Short exercise ::
Collect the lines of the entries where "name" shows up.

Figure content listings ::
==========
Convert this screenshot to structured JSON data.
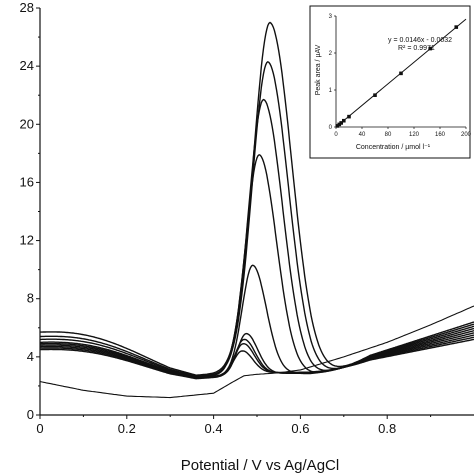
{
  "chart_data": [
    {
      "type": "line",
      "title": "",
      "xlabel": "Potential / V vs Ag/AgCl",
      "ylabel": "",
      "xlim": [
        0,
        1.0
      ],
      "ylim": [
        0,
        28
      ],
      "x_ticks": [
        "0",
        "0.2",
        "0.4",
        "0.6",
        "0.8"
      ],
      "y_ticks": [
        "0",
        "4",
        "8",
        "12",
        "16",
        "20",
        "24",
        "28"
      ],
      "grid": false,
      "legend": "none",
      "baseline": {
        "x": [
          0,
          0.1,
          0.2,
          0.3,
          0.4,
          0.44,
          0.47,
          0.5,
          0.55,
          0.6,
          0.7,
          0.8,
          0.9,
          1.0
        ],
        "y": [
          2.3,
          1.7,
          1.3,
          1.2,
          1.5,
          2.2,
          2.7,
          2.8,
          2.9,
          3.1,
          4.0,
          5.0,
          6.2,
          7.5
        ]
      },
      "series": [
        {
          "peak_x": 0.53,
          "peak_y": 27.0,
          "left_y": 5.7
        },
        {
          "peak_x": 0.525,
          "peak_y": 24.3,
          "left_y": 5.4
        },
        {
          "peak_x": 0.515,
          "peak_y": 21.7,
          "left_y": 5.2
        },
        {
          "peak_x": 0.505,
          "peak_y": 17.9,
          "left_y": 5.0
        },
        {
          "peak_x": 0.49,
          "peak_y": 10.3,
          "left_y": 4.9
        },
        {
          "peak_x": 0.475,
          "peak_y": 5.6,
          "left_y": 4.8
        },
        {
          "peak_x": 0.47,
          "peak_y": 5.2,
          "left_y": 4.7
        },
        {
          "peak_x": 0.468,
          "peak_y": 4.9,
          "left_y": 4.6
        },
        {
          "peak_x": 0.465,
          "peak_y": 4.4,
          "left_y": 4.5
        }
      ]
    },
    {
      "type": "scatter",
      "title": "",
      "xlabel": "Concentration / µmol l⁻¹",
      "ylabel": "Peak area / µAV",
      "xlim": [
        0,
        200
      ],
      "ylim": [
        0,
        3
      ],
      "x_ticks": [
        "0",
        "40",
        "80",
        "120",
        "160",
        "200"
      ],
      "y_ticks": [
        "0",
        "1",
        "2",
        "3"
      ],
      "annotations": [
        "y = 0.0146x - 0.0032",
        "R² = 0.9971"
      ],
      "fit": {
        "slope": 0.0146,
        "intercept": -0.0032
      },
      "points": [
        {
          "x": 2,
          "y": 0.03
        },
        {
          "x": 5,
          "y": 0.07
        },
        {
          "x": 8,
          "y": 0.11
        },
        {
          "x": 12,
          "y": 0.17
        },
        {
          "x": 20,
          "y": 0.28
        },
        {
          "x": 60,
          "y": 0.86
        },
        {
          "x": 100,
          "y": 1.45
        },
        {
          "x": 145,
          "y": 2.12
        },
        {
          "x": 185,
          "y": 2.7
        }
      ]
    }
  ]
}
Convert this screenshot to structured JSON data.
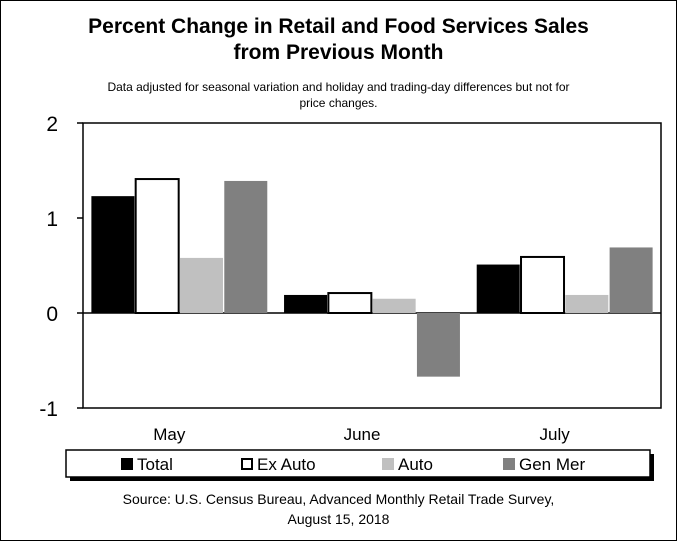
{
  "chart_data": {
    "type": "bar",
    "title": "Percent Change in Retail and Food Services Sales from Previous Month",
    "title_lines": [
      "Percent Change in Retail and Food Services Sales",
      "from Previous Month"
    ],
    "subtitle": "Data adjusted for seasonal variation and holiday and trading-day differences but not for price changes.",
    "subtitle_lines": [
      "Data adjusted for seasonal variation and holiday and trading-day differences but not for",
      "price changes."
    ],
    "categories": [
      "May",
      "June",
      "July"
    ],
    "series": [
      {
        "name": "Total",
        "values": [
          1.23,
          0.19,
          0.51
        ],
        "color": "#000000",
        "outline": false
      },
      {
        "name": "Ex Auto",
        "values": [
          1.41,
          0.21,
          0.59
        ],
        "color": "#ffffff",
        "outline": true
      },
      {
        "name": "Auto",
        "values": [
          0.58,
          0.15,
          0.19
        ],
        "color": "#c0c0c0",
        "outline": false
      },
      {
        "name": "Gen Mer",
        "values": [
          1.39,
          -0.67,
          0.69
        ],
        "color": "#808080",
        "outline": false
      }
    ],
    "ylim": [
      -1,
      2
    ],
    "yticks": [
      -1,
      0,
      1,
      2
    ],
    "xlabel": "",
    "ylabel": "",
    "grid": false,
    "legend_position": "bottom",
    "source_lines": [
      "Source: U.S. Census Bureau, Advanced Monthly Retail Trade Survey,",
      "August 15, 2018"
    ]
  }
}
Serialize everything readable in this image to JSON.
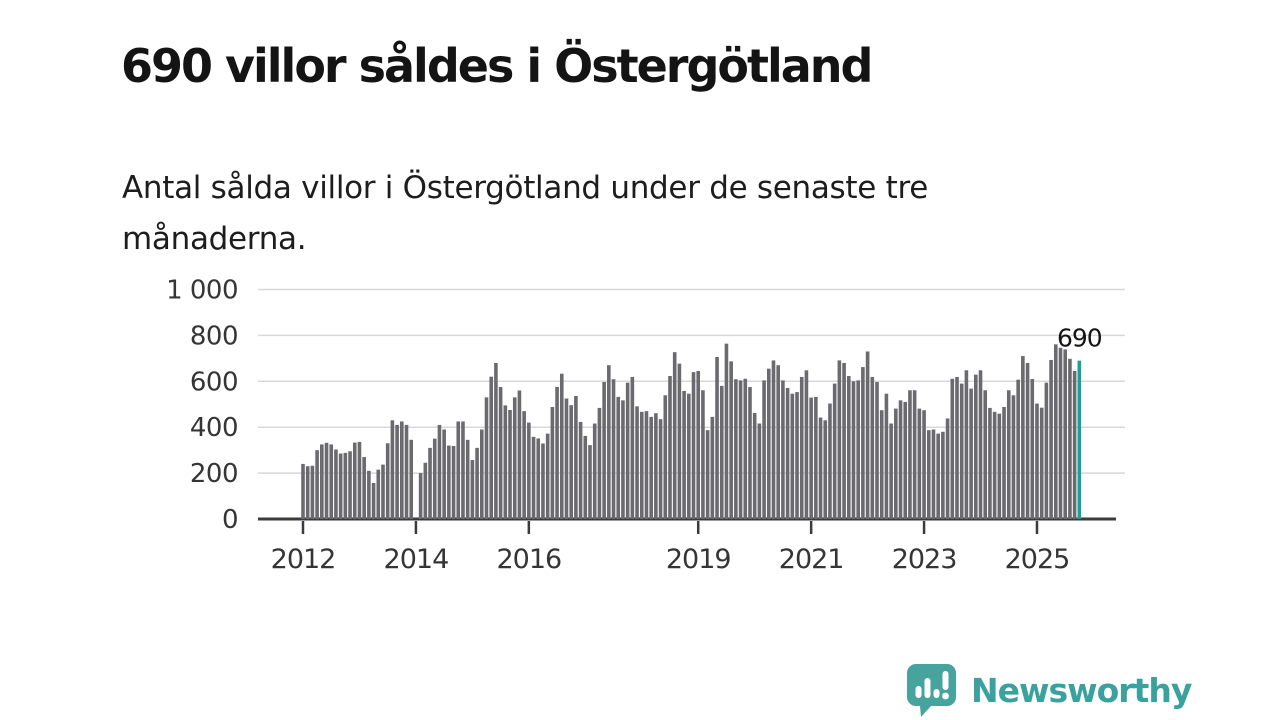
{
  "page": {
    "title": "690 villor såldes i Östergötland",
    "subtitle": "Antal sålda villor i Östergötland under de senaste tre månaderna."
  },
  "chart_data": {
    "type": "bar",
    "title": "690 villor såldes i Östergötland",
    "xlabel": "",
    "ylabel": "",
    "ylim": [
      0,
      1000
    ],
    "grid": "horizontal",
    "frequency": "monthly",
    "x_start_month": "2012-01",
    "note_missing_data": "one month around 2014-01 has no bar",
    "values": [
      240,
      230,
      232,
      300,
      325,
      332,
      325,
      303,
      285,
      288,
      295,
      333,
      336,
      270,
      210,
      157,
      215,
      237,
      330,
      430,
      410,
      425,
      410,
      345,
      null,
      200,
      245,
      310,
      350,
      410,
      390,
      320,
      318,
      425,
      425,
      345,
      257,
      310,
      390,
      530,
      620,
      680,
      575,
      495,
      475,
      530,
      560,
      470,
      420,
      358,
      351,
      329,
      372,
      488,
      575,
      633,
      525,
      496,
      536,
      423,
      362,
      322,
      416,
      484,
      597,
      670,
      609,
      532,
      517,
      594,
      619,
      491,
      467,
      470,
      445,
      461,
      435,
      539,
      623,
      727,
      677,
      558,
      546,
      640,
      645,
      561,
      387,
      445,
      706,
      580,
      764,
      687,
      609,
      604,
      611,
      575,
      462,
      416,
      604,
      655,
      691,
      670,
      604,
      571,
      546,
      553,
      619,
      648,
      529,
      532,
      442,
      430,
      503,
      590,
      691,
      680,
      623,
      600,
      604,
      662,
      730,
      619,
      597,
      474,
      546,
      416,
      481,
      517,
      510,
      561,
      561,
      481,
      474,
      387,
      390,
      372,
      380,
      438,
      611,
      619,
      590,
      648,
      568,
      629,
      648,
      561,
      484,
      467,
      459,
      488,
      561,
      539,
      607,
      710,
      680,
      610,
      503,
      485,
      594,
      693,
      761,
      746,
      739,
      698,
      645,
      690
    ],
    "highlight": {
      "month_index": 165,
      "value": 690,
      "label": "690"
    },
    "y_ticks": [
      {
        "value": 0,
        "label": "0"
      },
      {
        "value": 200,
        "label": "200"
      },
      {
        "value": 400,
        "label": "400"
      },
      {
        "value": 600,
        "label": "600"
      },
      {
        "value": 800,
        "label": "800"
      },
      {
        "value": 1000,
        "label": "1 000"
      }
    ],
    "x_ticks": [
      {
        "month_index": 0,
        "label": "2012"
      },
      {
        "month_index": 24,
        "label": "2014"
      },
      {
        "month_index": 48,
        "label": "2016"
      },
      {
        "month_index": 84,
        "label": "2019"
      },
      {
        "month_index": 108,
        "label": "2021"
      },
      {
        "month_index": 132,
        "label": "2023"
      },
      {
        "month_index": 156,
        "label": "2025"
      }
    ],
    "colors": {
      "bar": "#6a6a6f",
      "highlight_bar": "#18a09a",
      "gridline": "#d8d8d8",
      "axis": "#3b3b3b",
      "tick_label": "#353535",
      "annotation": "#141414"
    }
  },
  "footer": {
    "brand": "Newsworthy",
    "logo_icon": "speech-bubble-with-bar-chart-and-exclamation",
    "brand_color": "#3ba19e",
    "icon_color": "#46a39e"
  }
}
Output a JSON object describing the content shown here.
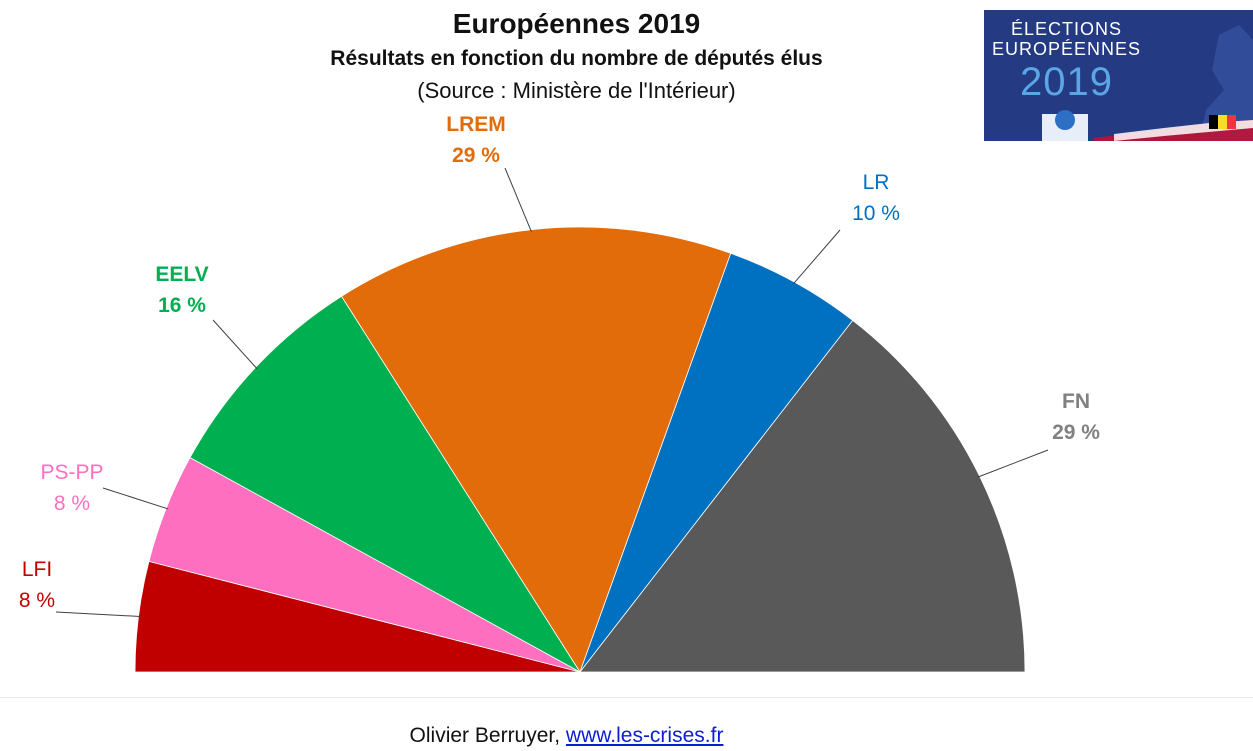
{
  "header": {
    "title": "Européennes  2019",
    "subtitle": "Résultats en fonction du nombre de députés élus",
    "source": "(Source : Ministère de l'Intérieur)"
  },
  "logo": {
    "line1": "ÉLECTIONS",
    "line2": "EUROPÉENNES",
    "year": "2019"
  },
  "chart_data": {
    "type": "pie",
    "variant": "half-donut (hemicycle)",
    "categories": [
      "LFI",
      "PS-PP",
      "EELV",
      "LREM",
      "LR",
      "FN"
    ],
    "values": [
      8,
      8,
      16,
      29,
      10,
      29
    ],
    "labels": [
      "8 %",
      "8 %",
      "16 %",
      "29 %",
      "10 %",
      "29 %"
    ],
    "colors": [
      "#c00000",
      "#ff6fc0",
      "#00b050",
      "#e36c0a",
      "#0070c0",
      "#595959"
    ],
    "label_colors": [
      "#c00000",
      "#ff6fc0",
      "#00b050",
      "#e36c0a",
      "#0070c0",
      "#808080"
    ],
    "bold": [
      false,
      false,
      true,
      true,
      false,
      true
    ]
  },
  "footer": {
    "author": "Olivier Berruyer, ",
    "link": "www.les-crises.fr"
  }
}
==========
Reply ::
        "name": "Total",
        "name": "Ex Auto",
        "name": "Auto",
        "name": "Gen Mer",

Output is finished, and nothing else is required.